## EXERCISE DESCRIPTION
Without including any pictures, copy each entry below exactly.

Rows from a dataset:
===============

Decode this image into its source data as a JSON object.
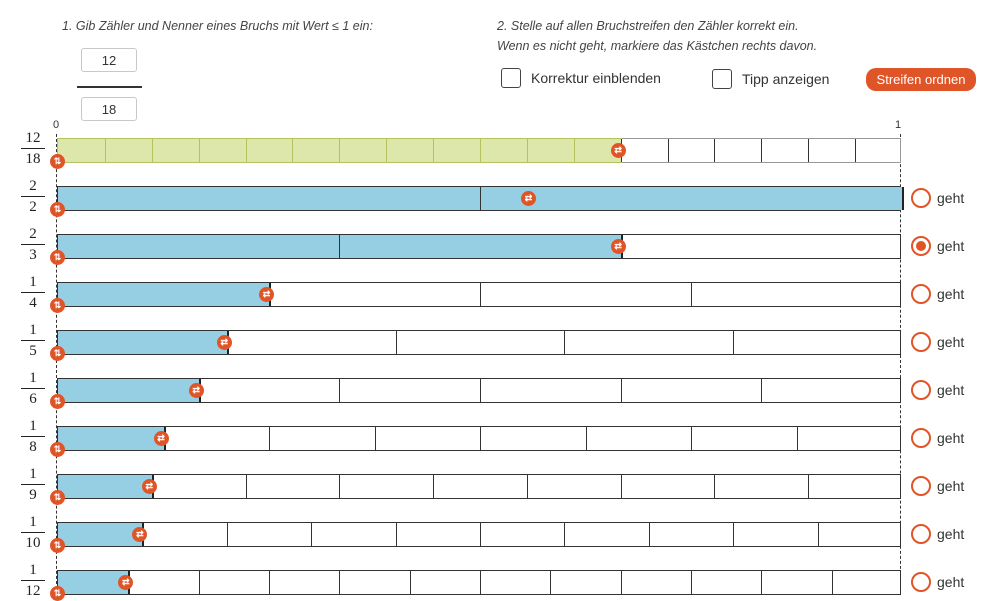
{
  "instructions": {
    "step1": "1. Gib Zähler und Nenner eines Bruchs mit Wert ≤ 1 ein:",
    "step2_line1": "2. Stelle auf allen Bruchstreifen den Zähler korrekt ein.",
    "step2_line2": "Wenn es nicht geht, markiere das Kästchen rechts davon."
  },
  "input": {
    "numerator": "12",
    "denominator": "18"
  },
  "options": {
    "correction_label": "Korrektur einblenden",
    "tip_label": "Tipp anzeigen",
    "order_button": "Streifen ordnen"
  },
  "axis": {
    "start": "0",
    "end": "1"
  },
  "colors": {
    "target_fill": "#dde6ab",
    "target_border": "#b7c25f",
    "strip_fill": "#96cfe4",
    "accent": "#e05527"
  },
  "strips": [
    {
      "num": "12",
      "den": "18",
      "n": 12,
      "d": 18,
      "target": true
    },
    {
      "num": "2",
      "den": "2",
      "n": 2,
      "d": 2,
      "radio_label": "geht",
      "radio_checked": false
    },
    {
      "num": "2",
      "den": "3",
      "n": 2,
      "d": 3,
      "radio_label": "geht",
      "radio_checked": true
    },
    {
      "num": "1",
      "den": "4",
      "n": 1,
      "d": 4,
      "radio_label": "geht",
      "radio_checked": false
    },
    {
      "num": "1",
      "den": "5",
      "n": 1,
      "d": 5,
      "radio_label": "geht",
      "radio_checked": false
    },
    {
      "num": "1",
      "den": "6",
      "n": 1,
      "d": 6,
      "radio_label": "geht",
      "radio_checked": false
    },
    {
      "num": "1",
      "den": "8",
      "n": 1,
      "d": 8,
      "radio_label": "geht",
      "radio_checked": false
    },
    {
      "num": "1",
      "den": "9",
      "n": 1,
      "d": 9,
      "radio_label": "geht",
      "radio_checked": false
    },
    {
      "num": "1",
      "den": "10",
      "n": 1,
      "d": 10,
      "radio_label": "geht",
      "radio_checked": false
    },
    {
      "num": "1",
      "den": "12",
      "n": 1,
      "d": 12,
      "radio_label": "geht",
      "radio_checked": false
    }
  ]
}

===============

## EXERCISE RESULT
Decode this image into its source data as a JSON object.
{
  "instructions": {
    "step1": "1. Gib Zähler und Nenner eines Bruchs mit Wert ≤ 1 ein:",
    "step2_line1": "2. Stelle auf allen Bruchstreifen den Zähler korrekt ein.",
    "step2_line2": "Wenn es nicht geht, markiere das Kästchen rechts davon."
  },
  "input": {
    "numerator": "12",
    "denominator": "18"
  },
  "options": {
    "correction_label": "Korrektur einblenden",
    "tip_label": "Tipp anzeigen",
    "order_button": "Streifen ordnen"
  },
  "axis": {
    "start": "0",
    "end": "1"
  },
  "colors": {
    "target_fill": "#dde6ab",
    "target_border": "#b7c25f",
    "strip_fill": "#96cfe4",
    "accent": "#e05527"
  },
  "strips": [
    {
      "num": "12",
      "den": "18",
      "n": 12,
      "d": 18,
      "target": true
    },
    {
      "num": "2",
      "den": "2",
      "n": 2,
      "d": 2,
      "radio_label": "geht",
      "radio_checked": false
    },
    {
      "num": "2",
      "den": "3",
      "n": 2,
      "d": 3,
      "radio_label": "geht",
      "radio_checked": true
    },
    {
      "num": "1",
      "den": "4",
      "n": 1,
      "d": 4,
      "radio_label": "geht",
      "radio_checked": false
    },
    {
      "num": "1",
      "den": "5",
      "n": 1,
      "d": 5,
      "radio_label": "geht",
      "radio_checked": false
    },
    {
      "num": "1",
      "den": "6",
      "n": 1,
      "d": 6,
      "radio_label": "geht",
      "radio_checked": false
    },
    {
      "num": "1",
      "den": "8",
      "n": 1,
      "d": 8,
      "radio_label": "geht",
      "radio_checked": false
    },
    {
      "num": "1",
      "den": "9",
      "n": 1,
      "d": 9,
      "radio_label": "geht",
      "radio_checked": false
    },
    {
      "num": "1",
      "den": "10",
      "n": 1,
      "d": 10,
      "radio_label": "geht",
      "radio_checked": false
    },
    {
      "num": "1",
      "den": "12",
      "n": 1,
      "d": 12,
      "radio_label": "geht",
      "radio_checked": false
    }
  ]
}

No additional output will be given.